* [What is needed] Identify the lines that contain the word "JSON" and copy each one.

————

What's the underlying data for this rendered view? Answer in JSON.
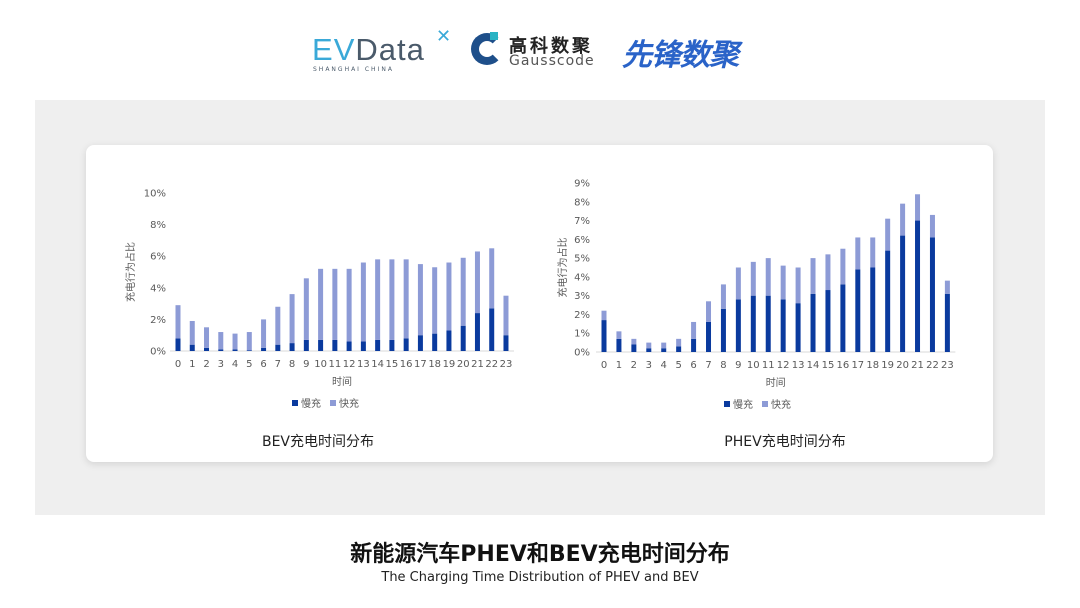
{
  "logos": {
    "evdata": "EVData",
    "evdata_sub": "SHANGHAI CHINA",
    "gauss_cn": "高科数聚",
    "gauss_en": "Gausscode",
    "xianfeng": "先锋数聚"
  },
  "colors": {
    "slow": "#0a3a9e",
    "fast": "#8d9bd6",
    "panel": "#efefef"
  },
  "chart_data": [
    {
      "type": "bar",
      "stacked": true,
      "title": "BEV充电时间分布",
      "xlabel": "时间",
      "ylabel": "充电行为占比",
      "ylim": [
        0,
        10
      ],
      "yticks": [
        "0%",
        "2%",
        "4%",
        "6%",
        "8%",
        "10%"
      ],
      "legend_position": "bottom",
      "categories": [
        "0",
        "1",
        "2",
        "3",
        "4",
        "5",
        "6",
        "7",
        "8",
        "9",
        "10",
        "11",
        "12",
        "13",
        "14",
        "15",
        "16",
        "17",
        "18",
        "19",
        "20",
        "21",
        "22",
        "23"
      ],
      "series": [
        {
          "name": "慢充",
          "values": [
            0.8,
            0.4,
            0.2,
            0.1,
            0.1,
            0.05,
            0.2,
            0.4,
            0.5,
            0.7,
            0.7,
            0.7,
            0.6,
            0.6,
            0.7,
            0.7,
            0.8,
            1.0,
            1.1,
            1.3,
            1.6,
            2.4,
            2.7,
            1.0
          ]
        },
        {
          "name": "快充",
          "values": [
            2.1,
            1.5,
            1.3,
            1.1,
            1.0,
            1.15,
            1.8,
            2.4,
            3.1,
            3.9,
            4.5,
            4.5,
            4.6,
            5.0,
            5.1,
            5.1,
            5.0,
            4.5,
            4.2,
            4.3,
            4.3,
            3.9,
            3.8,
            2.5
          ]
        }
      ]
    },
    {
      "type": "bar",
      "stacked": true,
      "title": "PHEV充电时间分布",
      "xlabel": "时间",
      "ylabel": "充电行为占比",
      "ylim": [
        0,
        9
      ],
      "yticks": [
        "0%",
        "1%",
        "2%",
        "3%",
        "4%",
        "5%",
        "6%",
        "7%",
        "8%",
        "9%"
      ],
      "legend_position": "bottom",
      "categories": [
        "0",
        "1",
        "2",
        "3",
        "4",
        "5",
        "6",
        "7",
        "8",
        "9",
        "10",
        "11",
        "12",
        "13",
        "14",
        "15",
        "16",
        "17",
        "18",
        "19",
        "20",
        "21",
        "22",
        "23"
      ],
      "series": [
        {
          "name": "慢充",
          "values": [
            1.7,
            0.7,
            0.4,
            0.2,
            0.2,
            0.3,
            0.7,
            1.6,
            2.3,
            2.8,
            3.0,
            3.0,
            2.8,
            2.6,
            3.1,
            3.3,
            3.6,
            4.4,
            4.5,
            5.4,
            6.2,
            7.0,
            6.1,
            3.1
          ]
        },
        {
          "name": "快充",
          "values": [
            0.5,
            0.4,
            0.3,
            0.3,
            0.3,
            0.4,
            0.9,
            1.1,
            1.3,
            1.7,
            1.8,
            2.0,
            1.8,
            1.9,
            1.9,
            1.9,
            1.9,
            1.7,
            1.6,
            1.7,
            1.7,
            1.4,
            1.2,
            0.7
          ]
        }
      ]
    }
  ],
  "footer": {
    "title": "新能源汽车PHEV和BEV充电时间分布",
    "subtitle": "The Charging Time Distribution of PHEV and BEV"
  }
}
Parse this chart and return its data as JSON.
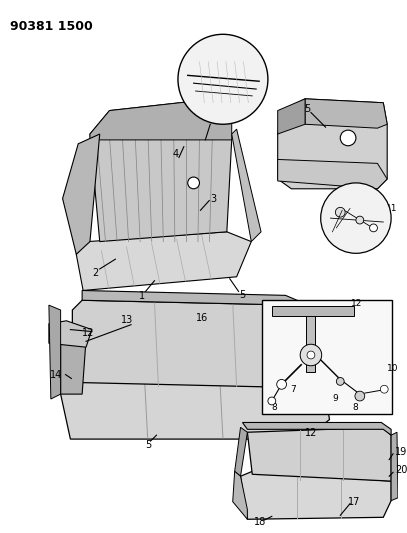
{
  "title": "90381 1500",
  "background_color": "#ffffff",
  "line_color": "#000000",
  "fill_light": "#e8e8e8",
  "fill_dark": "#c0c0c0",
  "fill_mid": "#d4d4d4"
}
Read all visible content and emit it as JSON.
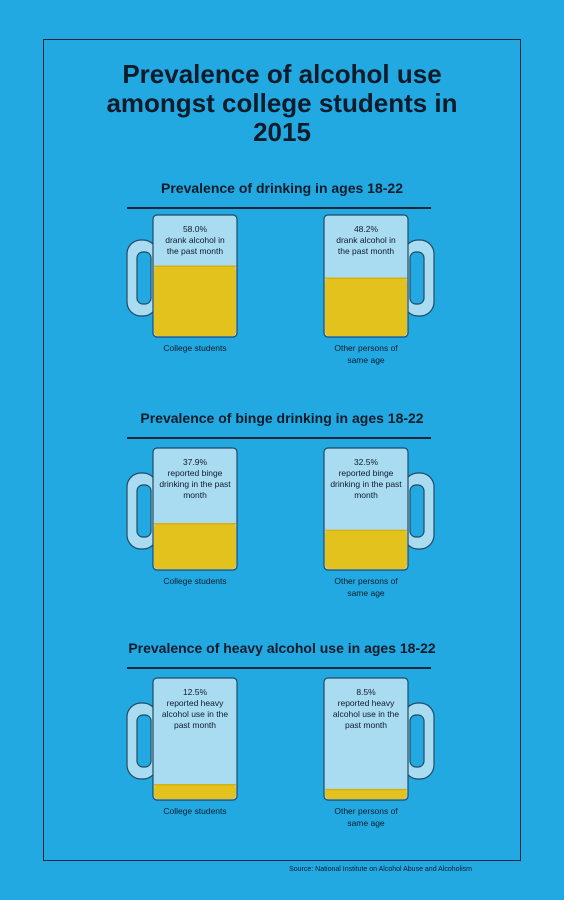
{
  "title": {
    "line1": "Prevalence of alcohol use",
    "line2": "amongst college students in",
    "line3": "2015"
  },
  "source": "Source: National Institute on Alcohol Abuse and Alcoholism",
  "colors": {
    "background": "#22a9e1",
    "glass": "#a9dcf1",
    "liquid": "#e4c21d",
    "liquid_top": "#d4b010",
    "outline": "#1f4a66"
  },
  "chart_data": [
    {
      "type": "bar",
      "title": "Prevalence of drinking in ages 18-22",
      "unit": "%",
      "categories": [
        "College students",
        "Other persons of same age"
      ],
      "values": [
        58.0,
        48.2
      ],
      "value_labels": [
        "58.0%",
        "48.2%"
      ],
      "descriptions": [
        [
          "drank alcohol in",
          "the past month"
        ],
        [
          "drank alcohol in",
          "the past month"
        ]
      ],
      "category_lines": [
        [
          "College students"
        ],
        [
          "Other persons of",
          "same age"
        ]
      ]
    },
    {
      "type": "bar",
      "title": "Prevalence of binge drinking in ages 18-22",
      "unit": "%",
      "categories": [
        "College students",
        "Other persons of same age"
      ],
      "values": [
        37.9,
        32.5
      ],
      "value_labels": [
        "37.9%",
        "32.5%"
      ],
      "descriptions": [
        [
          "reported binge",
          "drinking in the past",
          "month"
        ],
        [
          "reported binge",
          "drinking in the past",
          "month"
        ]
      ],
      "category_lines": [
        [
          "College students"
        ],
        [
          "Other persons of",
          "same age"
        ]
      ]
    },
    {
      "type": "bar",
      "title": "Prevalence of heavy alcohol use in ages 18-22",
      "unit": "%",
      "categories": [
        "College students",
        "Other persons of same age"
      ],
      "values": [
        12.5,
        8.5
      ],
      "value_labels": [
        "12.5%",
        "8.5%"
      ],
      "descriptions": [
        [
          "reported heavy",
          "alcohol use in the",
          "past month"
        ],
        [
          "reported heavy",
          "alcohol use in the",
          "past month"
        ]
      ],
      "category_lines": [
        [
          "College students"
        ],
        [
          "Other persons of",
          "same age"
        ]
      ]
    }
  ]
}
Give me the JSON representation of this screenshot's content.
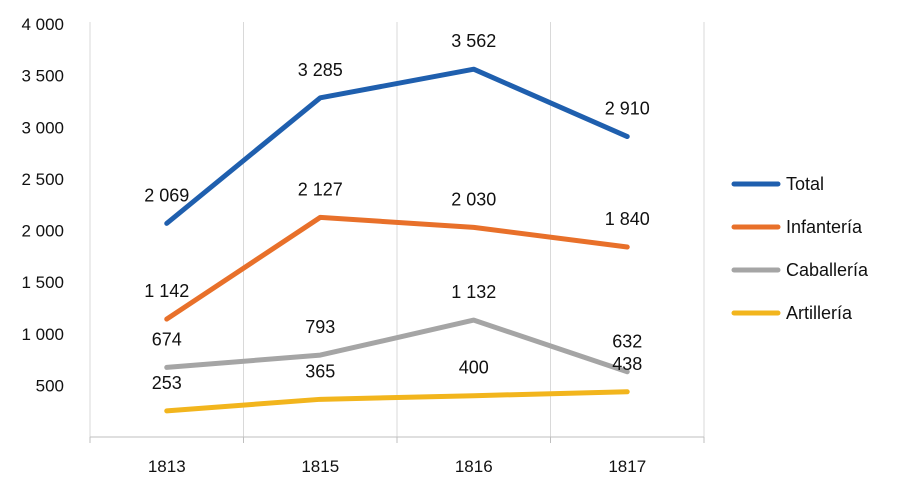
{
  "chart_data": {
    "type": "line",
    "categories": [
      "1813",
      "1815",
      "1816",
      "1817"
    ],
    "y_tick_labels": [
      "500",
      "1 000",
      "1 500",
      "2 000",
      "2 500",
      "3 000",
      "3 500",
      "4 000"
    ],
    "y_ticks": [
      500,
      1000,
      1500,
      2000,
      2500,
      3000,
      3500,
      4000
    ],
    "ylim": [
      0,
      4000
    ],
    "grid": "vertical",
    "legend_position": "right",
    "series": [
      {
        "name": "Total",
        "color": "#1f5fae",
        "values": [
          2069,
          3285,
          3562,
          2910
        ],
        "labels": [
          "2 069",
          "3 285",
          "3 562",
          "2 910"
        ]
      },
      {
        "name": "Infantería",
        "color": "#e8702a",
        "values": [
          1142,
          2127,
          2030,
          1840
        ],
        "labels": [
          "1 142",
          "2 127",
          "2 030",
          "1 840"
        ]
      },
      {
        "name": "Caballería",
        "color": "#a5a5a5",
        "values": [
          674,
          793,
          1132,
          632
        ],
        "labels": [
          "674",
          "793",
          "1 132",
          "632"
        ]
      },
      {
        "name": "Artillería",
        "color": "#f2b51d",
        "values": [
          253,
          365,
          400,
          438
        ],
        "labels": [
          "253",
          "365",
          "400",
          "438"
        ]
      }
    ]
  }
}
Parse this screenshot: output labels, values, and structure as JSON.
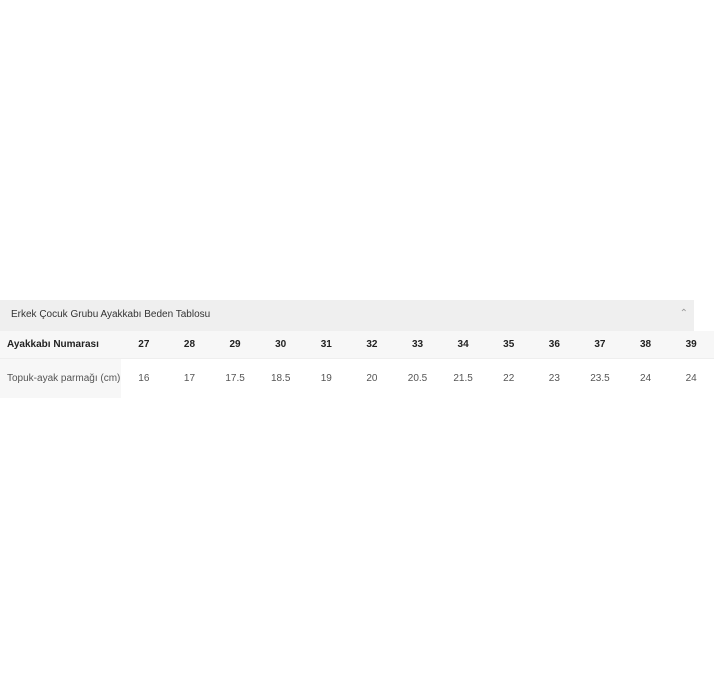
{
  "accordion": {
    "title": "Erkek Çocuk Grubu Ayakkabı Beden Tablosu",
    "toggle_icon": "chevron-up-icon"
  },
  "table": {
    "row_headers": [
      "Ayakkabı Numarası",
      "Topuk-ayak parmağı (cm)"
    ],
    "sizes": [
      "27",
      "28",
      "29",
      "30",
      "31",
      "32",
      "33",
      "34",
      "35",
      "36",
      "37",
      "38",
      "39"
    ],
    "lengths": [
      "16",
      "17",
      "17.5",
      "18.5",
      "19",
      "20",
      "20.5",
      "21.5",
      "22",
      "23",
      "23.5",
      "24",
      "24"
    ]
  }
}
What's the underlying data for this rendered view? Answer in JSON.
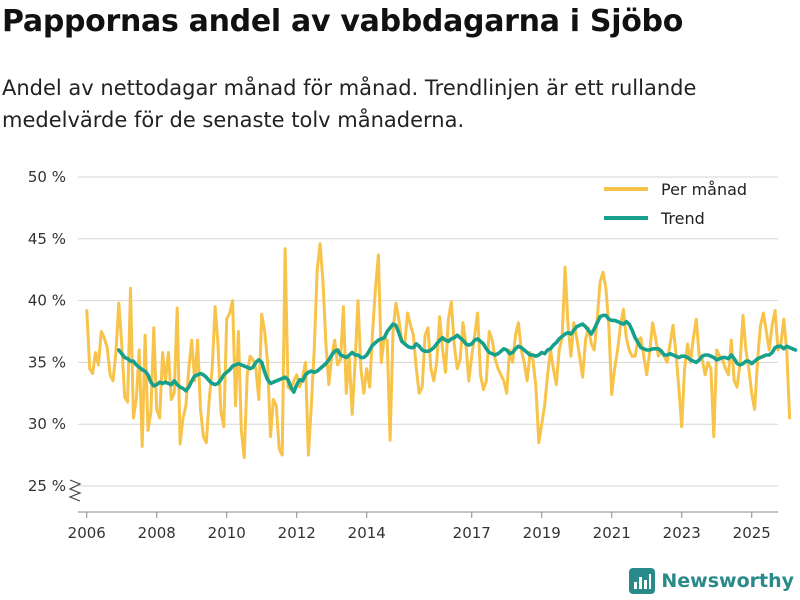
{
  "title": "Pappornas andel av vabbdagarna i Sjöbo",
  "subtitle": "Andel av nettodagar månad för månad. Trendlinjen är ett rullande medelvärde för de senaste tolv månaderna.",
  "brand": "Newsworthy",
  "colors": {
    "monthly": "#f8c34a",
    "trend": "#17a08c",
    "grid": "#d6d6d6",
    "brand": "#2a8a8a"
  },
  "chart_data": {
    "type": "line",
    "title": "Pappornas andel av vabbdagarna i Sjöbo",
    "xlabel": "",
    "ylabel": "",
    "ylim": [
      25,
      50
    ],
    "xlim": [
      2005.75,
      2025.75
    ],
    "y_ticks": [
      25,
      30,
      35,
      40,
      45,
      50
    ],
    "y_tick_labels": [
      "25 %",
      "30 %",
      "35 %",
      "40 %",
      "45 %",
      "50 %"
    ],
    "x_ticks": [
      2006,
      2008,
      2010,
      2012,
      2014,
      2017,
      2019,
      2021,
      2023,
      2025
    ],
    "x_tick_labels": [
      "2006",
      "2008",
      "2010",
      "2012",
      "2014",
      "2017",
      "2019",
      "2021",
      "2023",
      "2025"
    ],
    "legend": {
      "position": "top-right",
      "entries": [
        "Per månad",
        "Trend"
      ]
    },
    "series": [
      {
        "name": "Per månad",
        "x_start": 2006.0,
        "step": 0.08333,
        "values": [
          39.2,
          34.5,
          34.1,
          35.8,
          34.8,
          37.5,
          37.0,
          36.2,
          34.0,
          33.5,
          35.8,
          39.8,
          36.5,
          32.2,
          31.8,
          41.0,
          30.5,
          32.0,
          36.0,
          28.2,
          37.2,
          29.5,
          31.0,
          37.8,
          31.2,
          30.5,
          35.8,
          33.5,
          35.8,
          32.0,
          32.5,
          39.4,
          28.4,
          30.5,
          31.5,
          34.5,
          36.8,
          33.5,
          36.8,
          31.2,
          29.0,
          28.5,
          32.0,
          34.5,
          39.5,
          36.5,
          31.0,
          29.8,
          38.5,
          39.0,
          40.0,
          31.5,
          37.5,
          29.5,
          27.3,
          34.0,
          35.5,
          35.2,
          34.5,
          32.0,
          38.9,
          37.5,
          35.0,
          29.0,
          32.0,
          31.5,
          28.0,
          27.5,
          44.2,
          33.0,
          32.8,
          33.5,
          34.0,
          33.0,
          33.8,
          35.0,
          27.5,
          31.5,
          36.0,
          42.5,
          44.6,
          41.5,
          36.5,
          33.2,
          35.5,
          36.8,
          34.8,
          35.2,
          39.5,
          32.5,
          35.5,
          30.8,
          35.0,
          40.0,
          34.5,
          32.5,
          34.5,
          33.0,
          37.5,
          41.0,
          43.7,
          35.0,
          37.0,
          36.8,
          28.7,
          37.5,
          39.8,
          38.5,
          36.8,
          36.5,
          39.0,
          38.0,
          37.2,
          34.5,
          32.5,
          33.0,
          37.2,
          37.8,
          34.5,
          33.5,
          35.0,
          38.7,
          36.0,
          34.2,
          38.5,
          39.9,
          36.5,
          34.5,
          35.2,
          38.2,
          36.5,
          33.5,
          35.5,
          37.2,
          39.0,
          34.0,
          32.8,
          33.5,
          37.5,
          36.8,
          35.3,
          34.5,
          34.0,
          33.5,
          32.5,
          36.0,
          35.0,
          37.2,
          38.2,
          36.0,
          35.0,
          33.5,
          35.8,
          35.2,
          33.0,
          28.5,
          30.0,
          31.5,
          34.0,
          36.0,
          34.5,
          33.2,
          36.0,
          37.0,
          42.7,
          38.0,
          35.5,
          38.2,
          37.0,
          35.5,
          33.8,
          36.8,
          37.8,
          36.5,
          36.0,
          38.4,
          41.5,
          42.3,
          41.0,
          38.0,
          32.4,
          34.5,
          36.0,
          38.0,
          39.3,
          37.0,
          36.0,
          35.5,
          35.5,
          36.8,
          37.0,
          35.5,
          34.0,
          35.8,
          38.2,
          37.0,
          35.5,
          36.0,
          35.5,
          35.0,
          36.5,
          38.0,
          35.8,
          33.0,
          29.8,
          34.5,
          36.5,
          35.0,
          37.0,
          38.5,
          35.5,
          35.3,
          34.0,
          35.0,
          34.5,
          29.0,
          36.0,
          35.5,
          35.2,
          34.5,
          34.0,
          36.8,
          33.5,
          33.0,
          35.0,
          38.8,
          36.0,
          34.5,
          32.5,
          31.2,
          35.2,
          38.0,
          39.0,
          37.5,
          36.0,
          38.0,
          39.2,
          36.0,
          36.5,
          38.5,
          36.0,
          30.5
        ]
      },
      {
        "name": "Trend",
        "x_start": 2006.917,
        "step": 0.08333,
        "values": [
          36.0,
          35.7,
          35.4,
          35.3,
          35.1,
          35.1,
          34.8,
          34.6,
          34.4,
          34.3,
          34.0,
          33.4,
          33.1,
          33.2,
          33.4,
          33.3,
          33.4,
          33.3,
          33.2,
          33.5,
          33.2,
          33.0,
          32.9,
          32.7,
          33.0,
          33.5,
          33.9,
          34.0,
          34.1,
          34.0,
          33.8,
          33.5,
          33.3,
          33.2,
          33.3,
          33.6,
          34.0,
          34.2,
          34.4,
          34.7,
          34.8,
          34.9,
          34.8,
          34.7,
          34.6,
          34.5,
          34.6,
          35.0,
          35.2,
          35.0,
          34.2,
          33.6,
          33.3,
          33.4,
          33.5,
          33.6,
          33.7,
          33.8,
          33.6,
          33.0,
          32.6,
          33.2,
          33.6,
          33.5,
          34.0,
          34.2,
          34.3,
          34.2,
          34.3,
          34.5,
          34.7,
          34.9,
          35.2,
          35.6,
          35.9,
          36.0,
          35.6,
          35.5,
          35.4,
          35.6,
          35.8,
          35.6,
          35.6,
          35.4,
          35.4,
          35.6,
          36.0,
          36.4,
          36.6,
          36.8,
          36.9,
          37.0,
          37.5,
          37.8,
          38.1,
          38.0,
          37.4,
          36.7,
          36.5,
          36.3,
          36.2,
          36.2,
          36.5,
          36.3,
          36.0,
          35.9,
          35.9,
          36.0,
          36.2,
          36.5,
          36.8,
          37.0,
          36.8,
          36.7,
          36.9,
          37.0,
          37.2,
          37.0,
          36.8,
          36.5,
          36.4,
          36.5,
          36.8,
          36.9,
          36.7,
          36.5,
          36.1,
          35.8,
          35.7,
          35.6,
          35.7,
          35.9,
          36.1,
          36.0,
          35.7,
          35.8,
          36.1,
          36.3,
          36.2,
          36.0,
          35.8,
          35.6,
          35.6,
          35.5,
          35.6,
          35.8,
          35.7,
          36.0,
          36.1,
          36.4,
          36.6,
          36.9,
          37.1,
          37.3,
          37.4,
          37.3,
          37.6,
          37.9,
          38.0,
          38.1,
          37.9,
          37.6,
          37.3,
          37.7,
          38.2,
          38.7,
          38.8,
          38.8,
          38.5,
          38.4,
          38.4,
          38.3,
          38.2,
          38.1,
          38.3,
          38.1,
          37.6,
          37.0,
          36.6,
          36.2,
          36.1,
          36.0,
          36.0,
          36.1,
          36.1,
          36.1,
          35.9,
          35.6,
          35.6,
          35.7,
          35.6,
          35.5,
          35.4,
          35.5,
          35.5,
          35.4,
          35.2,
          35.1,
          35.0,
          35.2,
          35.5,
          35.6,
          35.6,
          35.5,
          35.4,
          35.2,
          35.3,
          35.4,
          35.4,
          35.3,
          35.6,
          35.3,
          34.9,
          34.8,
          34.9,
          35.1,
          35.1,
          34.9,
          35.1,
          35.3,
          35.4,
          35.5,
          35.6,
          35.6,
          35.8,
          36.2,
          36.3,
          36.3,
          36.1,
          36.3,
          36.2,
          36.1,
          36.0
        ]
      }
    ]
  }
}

————

* [Task output]
What's the underlying data for this rendered view? Answer in JSON.
Parse this chart and return its data as JSON.
Read all visible content and emit it as JSON.
Give me the JSON representation of this screenshot's content.
Parse this screenshot: output labels, values, and structure as JSON.
What's the underlying data for this rendered view? Answer in JSON.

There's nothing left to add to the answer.